What is asked:
Reproduce all records verbatim.

Stored data
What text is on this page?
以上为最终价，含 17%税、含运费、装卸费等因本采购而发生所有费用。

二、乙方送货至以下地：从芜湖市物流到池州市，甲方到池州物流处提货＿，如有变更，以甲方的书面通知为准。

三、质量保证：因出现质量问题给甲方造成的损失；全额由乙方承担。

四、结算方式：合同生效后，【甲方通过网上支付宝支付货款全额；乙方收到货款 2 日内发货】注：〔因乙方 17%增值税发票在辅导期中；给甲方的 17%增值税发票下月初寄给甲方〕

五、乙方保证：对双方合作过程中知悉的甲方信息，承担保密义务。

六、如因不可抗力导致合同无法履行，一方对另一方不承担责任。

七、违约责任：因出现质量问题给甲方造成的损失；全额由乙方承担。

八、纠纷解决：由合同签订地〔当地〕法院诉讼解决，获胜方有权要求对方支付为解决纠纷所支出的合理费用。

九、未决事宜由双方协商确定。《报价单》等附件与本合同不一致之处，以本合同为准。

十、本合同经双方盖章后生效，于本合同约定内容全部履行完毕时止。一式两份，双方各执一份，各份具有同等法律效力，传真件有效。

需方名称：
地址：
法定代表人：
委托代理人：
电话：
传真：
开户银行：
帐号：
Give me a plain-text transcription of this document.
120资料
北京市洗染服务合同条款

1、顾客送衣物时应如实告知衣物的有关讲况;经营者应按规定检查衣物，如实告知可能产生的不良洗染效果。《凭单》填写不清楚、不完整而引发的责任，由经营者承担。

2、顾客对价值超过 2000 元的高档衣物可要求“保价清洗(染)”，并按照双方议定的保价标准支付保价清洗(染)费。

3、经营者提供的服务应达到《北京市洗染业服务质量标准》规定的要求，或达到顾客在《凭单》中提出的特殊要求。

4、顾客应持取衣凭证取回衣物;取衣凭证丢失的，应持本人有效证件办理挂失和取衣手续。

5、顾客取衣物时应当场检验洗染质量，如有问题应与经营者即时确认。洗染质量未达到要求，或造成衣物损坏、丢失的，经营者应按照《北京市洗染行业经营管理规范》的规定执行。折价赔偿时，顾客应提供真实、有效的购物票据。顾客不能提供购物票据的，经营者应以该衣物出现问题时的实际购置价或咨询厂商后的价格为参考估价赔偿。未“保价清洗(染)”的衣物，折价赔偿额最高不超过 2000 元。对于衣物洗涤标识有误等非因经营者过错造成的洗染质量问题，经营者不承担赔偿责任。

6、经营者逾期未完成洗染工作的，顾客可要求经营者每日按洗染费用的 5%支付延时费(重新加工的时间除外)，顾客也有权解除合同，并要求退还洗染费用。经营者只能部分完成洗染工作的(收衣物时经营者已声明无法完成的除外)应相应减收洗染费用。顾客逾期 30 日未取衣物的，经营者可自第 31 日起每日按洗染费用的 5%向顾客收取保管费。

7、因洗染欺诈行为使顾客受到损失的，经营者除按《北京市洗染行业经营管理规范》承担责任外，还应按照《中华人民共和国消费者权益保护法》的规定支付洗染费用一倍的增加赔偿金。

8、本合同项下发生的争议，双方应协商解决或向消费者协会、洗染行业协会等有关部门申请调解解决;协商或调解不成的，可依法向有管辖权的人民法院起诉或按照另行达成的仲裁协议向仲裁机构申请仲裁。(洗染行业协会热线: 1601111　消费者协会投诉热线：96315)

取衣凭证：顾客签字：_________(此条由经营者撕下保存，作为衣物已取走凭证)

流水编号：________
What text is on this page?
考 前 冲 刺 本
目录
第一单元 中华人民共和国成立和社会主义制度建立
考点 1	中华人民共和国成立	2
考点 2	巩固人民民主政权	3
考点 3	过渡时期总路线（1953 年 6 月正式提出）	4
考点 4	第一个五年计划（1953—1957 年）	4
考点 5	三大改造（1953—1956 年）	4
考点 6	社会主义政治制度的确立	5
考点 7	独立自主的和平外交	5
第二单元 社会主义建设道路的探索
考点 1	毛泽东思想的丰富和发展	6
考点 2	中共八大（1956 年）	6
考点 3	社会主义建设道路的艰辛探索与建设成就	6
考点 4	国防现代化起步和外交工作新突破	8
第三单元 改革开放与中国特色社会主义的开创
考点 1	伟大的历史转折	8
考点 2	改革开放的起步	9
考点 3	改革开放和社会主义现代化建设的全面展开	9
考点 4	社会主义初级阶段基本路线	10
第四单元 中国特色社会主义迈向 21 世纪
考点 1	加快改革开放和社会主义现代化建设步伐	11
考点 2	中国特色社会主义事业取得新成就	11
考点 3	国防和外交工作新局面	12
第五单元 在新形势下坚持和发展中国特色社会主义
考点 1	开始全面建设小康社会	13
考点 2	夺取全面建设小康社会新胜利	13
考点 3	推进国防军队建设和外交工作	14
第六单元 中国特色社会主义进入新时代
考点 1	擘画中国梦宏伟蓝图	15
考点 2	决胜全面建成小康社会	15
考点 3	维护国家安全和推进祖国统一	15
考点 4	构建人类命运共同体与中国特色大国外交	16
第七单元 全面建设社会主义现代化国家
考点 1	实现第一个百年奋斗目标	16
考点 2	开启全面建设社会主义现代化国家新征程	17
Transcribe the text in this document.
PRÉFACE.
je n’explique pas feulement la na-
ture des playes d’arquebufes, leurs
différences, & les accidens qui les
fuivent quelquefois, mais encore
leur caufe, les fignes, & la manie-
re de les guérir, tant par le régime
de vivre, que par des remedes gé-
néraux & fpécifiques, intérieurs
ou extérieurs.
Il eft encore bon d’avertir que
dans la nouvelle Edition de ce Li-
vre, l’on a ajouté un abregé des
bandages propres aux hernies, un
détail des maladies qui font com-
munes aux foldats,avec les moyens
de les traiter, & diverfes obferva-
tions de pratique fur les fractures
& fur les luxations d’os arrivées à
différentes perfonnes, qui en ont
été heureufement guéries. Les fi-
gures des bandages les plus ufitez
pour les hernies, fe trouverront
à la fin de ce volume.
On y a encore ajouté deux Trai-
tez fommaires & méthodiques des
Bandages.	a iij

Answer:
What text is on this page?
以上为最终价，含 17%税、含运费、装卸费等因本采购而发生所有费用。

二、乙方送货至以下地：从芜湖市物流到池州市，甲方到池州物流处提货＿，如有变更，以甲方的书面通知为准。

三、质量保证：因出现质量问题给甲方造成的损失；全额由乙方承担。

四、结算方式：合同生效后，【甲方通过网上支付宝支付货款全额；乙方收到货款 2 日内发货】注：〔因乙方 17%增值税发票在辅导期中；给甲方的 17%增值税发票下月初寄给甲方〕

五、乙方保证：对双方合作过程中知悉的甲方信息，承担保密义务。

六、如因不可抗力导致合同无法履行，一方对另一方不承担责任。

七、违约责任：因出现质量问题给甲方造成的损失；全额由乙方承担。

八、纠纷解决：由合同签订地〔当地〕法院诉讼解决，获胜方有权要求对方支付为解决纠纷所支出的合理费用。

九、未决事宜由双方协商确定。《报价单》等附件与本合同不一致之处，以本合同为准。

十、本合同经双方盖章后生效，于本合同约定内容全部履行完毕时止。一式两份，双方各执一份，各份具有同等法律效力，传真件有效。

需方名称：
地址：
法定代表人：
委托代理人：
电话：
传真：
开户银行：
帐号：
Give me a plain-text transcription of this document.
120资料
北京市洗染服务合同条款

1、顾客送衣物时应如实告知衣物的有关讲况;经营者应按规定检查衣物，如实告知可能产生的不良洗染效果。《凭单》填写不清楚、不完整而引发的责任，由经营者承担。

2、顾客对价值超过 2000 元的高档衣物可要求“保价清洗(染)”，并按照双方议定的保价标准支付保价清洗(染)费。

3、经营者提供的服务应达到《北京市洗染业服务质量标准》规定的要求，或达到顾客在《凭单》中提出的特殊要求。

4、顾客应持取衣凭证取回衣物;取衣凭证丢失的，应持本人有效证件办理挂失和取衣手续。

5、顾客取衣物时应当场检验洗染质量，如有问题应与经营者即时确认。洗染质量未达到要求，或造成衣物损坏、丢失的，经营者应按照《北京市洗染行业经营管理规范》的规定执行。折价赔偿时，顾客应提供真实、有效的购物票据。顾客不能提供购物票据的，经营者应以该衣物出现问题时的实际购置价或咨询厂商后的价格为参考估价赔偿。未“保价清洗(染)”的衣物，折价赔偿额最高不超过 2000 元。对于衣物洗涤标识有误等非因经营者过错造成的洗染质量问题，经营者不承担赔偿责任。

6、经营者逾期未完成洗染工作的，顾客可要求经营者每日按洗染费用的 5%支付延时费(重新加工的时间除外)，顾客也有权解除合同，并要求退还洗染费用。经营者只能部分完成洗染工作的(收衣物时经营者已声明无法完成的除外)应相应减收洗染费用。顾客逾期 30 日未取衣物的，经营者可自第 31 日起每日按洗染费用的 5%向顾客收取保管费。

7、因洗染欺诈行为使顾客受到损失的，经营者除按《北京市洗染行业经营管理规范》承担责任外，还应按照《中华人民共和国消费者权益保护法》的规定支付洗染费用一倍的增加赔偿金。

8、本合同项下发生的争议，双方应协商解决或向消费者协会、洗染行业协会等有关部门申请调解解决;协商或调解不成的，可依法向有管辖权的人民法院起诉或按照另行达成的仲裁协议向仲裁机构申请仲裁。(洗染行业协会热线: 1601111　消费者协会投诉热线：96315)

取衣凭证：顾客签字：_________(此条由经营者撕下保存，作为衣物已取走凭证)

流水编号：________
What text is on this page?
考 前 冲 刺 本
目录
第一单元 中华人民共和国成立和社会主义制度建立
考点 1	中华人民共和国成立	2
考点 2	巩固人民民主政权	3
考点 3	过渡时期总路线（1953 年 6 月正式提出）	4
考点 4	第一个五年计划（1953—1957 年）	4
考点 5	三大改造（1953—1956 年）	4
考点 6	社会主义政治制度的确立	5
考点 7	独立自主的和平外交	5
第二单元 社会主义建设道路的探索
考点 1	毛泽东思想的丰富和发展	6
考点 2	中共八大（1956 年）	6
考点 3	社会主义建设道路的艰辛探索与建设成就	6
考点 4	国防现代化起步和外交工作新突破	8
第三单元 改革开放与中国特色社会主义的开创
考点 1	伟大的历史转折	8
考点 2	改革开放的起步	9
考点 3	改革开放和社会主义现代化建设的全面展开	9
考点 4	社会主义初级阶段基本路线	10
第四单元 中国特色社会主义迈向 21 世纪
考点 1	加快改革开放和社会主义现代化建设步伐	11
考点 2	中国特色社会主义事业取得新成就	11
考点 3	国防和外交工作新局面	12
第五单元 在新形势下坚持和发展中国特色社会主义
考点 1	开始全面建设小康社会	13
考点 2	夺取全面建设小康社会新胜利	13
考点 3	推进国防军队建设和外交工作	14
第六单元 中国特色社会主义进入新时代
考点 1	擘画中国梦宏伟蓝图	15
考点 2	决胜全面建成小康社会	15
考点 3	维护国家安全和推进祖国统一	15
考点 4	构建人类命运共同体与中国特色大国外交	16
第七单元 全面建设社会主义现代化国家
考点 1	实现第一个百年奋斗目标	16
考点 2	开启全面建设社会主义现代化国家新征程	17
Transcribe the text in this document.
PRÉFACE.
je n’explique pas feulement la na-
ture des playes d’arquebufes, leurs
différences, & les accidens qui les
fuivent quelquefois, mais encore
leur caufe, les fignes, & la manie-
re de les guérir, tant par le régime
de vivre, que par des remedes gé-
néraux & fpécifiques, intérieurs
ou extérieurs.
Il eft encore bon d’avertir que
dans la nouvelle Edition de ce Li-
vre, l’on a ajouté un abregé des
bandages propres aux hernies, un
détail des maladies qui font com-
munes aux foldats,avec les moyens
de les traiter, & diverfes obferva-
tions de pratique fur les fractures
& fur les luxations d’os arrivées à
différentes perfonnes, qui en ont
été heureufement guéries. Les fi-
gures des bandages les plus ufitez
pour les hernies, fe trouverront
à la fin de ce volume.
On y a encore ajouté deux Trai-
tez fommaires & méthodiques des
Bandages.	a iij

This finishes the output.